Exercise directions
Transcribe the records that follow in their entirety, omitting any pictures.

==*==

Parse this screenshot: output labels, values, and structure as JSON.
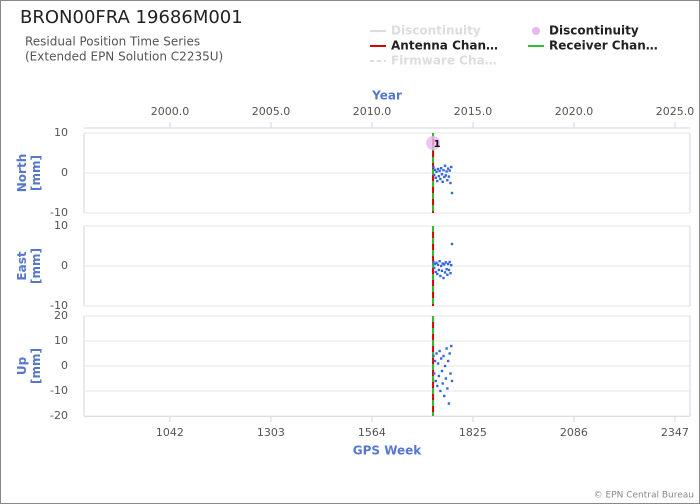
{
  "header": {
    "title": "BRON00FRA 19686M001",
    "subtitle": [
      "Residual Position Time Series",
      "(Extended EPN Solution C2235U)"
    ],
    "footer": "© EPN Central Bureau"
  },
  "legend": [
    {
      "label": "Discontinuity",
      "color": "#dddddd",
      "symbol": "line",
      "faded": true
    },
    {
      "label": "Discontinuity",
      "color": "#e8b8f0",
      "symbol": "circle",
      "faded": false
    },
    {
      "label": "Antenna Chan…",
      "color": "#dd0000",
      "symbol": "line",
      "faded": false
    },
    {
      "label": "Receiver Chan…",
      "color": "#33bb33",
      "symbol": "line",
      "faded": false
    },
    {
      "label": "Firmware Cha…",
      "color": "#dddddd",
      "symbol": "dashed",
      "faded": true
    }
  ],
  "x_axis": {
    "label": "GPS Week",
    "xlim": [
      820,
      2386
    ],
    "xticks": [
      1042,
      1303,
      1564,
      1825,
      2086,
      2347
    ]
  },
  "top_axis": {
    "label": "Year",
    "xlim": [
      1995.74,
      2025.74
    ],
    "xticks": [
      {
        "value": 2000,
        "label": "2000.0"
      },
      {
        "value": 2005,
        "label": "2005.0"
      },
      {
        "value": 2010,
        "label": "2010.0"
      },
      {
        "value": 2015,
        "label": "2015.0"
      },
      {
        "value": 2020,
        "label": "2020.0"
      },
      {
        "value": 2025,
        "label": "2025.0"
      }
    ]
  },
  "events": [
    {
      "x": 1722,
      "color": "#dd0000",
      "style": "solid"
    },
    {
      "x": 1722,
      "color": "#33bb33",
      "style": "dashed"
    }
  ],
  "chart_data": [
    {
      "type": "scatter",
      "y_label": [
        "North",
        "[mm]"
      ],
      "ylim": [
        -10,
        10
      ],
      "yticks": [
        -10,
        0,
        10
      ],
      "grid": true,
      "color": "#3366dd",
      "x": [
        1723,
        1725,
        1727,
        1729,
        1731,
        1733,
        1735,
        1737,
        1739,
        1741,
        1743,
        1745,
        1747,
        1749,
        1751,
        1753,
        1755,
        1757,
        1759,
        1761,
        1763,
        1765,
        1767,
        1769,
        1771
      ],
      "values": [
        1.5,
        -0.5,
        0.8,
        -1.2,
        0.3,
        -2.0,
        1.0,
        -0.8,
        0.5,
        -1.5,
        1.2,
        -0.3,
        -2.2,
        0.7,
        -1.0,
        1.8,
        -0.6,
        0.4,
        -1.8,
        1.1,
        -0.9,
        0.6,
        -2.5,
        1.5,
        -5.0
      ],
      "markers": [
        {
          "x": 1722,
          "y": 7.5,
          "label": "1",
          "color": "#e8b8f0"
        }
      ]
    },
    {
      "type": "scatter",
      "y_label": [
        "East",
        "[mm]"
      ],
      "ylim": [
        -10,
        10
      ],
      "yticks": [
        -10,
        0,
        10
      ],
      "grid": true,
      "color": "#3366dd",
      "x": [
        1723,
        1725,
        1727,
        1729,
        1731,
        1733,
        1735,
        1737,
        1739,
        1741,
        1743,
        1745,
        1747,
        1749,
        1751,
        1753,
        1755,
        1757,
        1759,
        1761,
        1763,
        1765,
        1767,
        1769,
        1771
      ],
      "values": [
        1.0,
        -0.5,
        0.5,
        -1.5,
        0.8,
        -2.0,
        0.3,
        -1.0,
        1.2,
        -2.5,
        0.0,
        -1.2,
        0.6,
        -3.0,
        0.4,
        -1.6,
        0.9,
        -0.8,
        -2.2,
        0.5,
        -1.0,
        1.0,
        -1.8,
        0.2,
        5.5
      ]
    },
    {
      "type": "scatter",
      "y_label": [
        "Up",
        "[mm]"
      ],
      "ylim": [
        -20,
        20
      ],
      "yticks": [
        -20,
        -10,
        0,
        10,
        20
      ],
      "grid": true,
      "color": "#3366dd",
      "x": [
        1723,
        1725,
        1727,
        1729,
        1731,
        1733,
        1735,
        1737,
        1739,
        1741,
        1743,
        1745,
        1747,
        1749,
        1751,
        1753,
        1755,
        1757,
        1759,
        1761,
        1763,
        1765,
        1767,
        1769,
        1771
      ],
      "values": [
        4,
        -3,
        2,
        -6,
        5,
        -8,
        1,
        -4,
        6,
        -10,
        3,
        -2,
        -7,
        4,
        -12,
        0,
        -5,
        7,
        -9,
        2,
        -15,
        5,
        -3,
        8,
        -6
      ]
    }
  ]
}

==*==

Task solution
Parse this screenshot: output labels, values, and structure as JSON.
{
  "header": {
    "title": "BRON00FRA 19686M001",
    "subtitle": [
      "Residual Position Time Series",
      "(Extended EPN Solution C2235U)"
    ],
    "footer": "© EPN Central Bureau"
  },
  "legend": [
    {
      "label": "Discontinuity",
      "color": "#dddddd",
      "symbol": "line",
      "faded": true
    },
    {
      "label": "Discontinuity",
      "color": "#e8b8f0",
      "symbol": "circle",
      "faded": false
    },
    {
      "label": "Antenna Chan…",
      "color": "#dd0000",
      "symbol": "line",
      "faded": false
    },
    {
      "label": "Receiver Chan…",
      "color": "#33bb33",
      "symbol": "line",
      "faded": false
    },
    {
      "label": "Firmware Cha…",
      "color": "#dddddd",
      "symbol": "dashed",
      "faded": true
    }
  ],
  "x_axis": {
    "label": "GPS Week",
    "xlim": [
      820,
      2386
    ],
    "xticks": [
      1042,
      1303,
      1564,
      1825,
      2086,
      2347
    ]
  },
  "top_axis": {
    "label": "Year",
    "xlim": [
      1995.74,
      2025.74
    ],
    "xticks": [
      {
        "value": 2000,
        "label": "2000.0"
      },
      {
        "value": 2005,
        "label": "2005.0"
      },
      {
        "value": 2010,
        "label": "2010.0"
      },
      {
        "value": 2015,
        "label": "2015.0"
      },
      {
        "value": 2020,
        "label": "2020.0"
      },
      {
        "value": 2025,
        "label": "2025.0"
      }
    ]
  },
  "events": [
    {
      "x": 1722,
      "color": "#dd0000",
      "style": "solid"
    },
    {
      "x": 1722,
      "color": "#33bb33",
      "style": "dashed"
    }
  ],
  "chart_data": [
    {
      "type": "scatter",
      "y_label": [
        "North",
        "[mm]"
      ],
      "ylim": [
        -10,
        10
      ],
      "yticks": [
        -10,
        0,
        10
      ],
      "grid": true,
      "color": "#3366dd",
      "x": [
        1723,
        1725,
        1727,
        1729,
        1731,
        1733,
        1735,
        1737,
        1739,
        1741,
        1743,
        1745,
        1747,
        1749,
        1751,
        1753,
        1755,
        1757,
        1759,
        1761,
        1763,
        1765,
        1767,
        1769,
        1771
      ],
      "values": [
        1.5,
        -0.5,
        0.8,
        -1.2,
        0.3,
        -2.0,
        1.0,
        -0.8,
        0.5,
        -1.5,
        1.2,
        -0.3,
        -2.2,
        0.7,
        -1.0,
        1.8,
        -0.6,
        0.4,
        -1.8,
        1.1,
        -0.9,
        0.6,
        -2.5,
        1.5,
        -5.0
      ],
      "markers": [
        {
          "x": 1722,
          "y": 7.5,
          "label": "1",
          "color": "#e8b8f0"
        }
      ]
    },
    {
      "type": "scatter",
      "y_label": [
        "East",
        "[mm]"
      ],
      "ylim": [
        -10,
        10
      ],
      "yticks": [
        -10,
        0,
        10
      ],
      "grid": true,
      "color": "#3366dd",
      "x": [
        1723,
        1725,
        1727,
        1729,
        1731,
        1733,
        1735,
        1737,
        1739,
        1741,
        1743,
        1745,
        1747,
        1749,
        1751,
        1753,
        1755,
        1757,
        1759,
        1761,
        1763,
        1765,
        1767,
        1769,
        1771
      ],
      "values": [
        1.0,
        -0.5,
        0.5,
        -1.5,
        0.8,
        -2.0,
        0.3,
        -1.0,
        1.2,
        -2.5,
        0.0,
        -1.2,
        0.6,
        -3.0,
        0.4,
        -1.6,
        0.9,
        -0.8,
        -2.2,
        0.5,
        -1.0,
        1.0,
        -1.8,
        0.2,
        5.5
      ]
    },
    {
      "type": "scatter",
      "y_label": [
        "Up",
        "[mm]"
      ],
      "ylim": [
        -20,
        20
      ],
      "yticks": [
        -20,
        -10,
        0,
        10,
        20
      ],
      "grid": true,
      "color": "#3366dd",
      "x": [
        1723,
        1725,
        1727,
        1729,
        1731,
        1733,
        1735,
        1737,
        1739,
        1741,
        1743,
        1745,
        1747,
        1749,
        1751,
        1753,
        1755,
        1757,
        1759,
        1761,
        1763,
        1765,
        1767,
        1769,
        1771
      ],
      "values": [
        4,
        -3,
        2,
        -6,
        5,
        -8,
        1,
        -4,
        6,
        -10,
        3,
        -2,
        -7,
        4,
        -12,
        0,
        -5,
        7,
        -9,
        2,
        -15,
        5,
        -3,
        8,
        -6
      ]
    }
  ]
}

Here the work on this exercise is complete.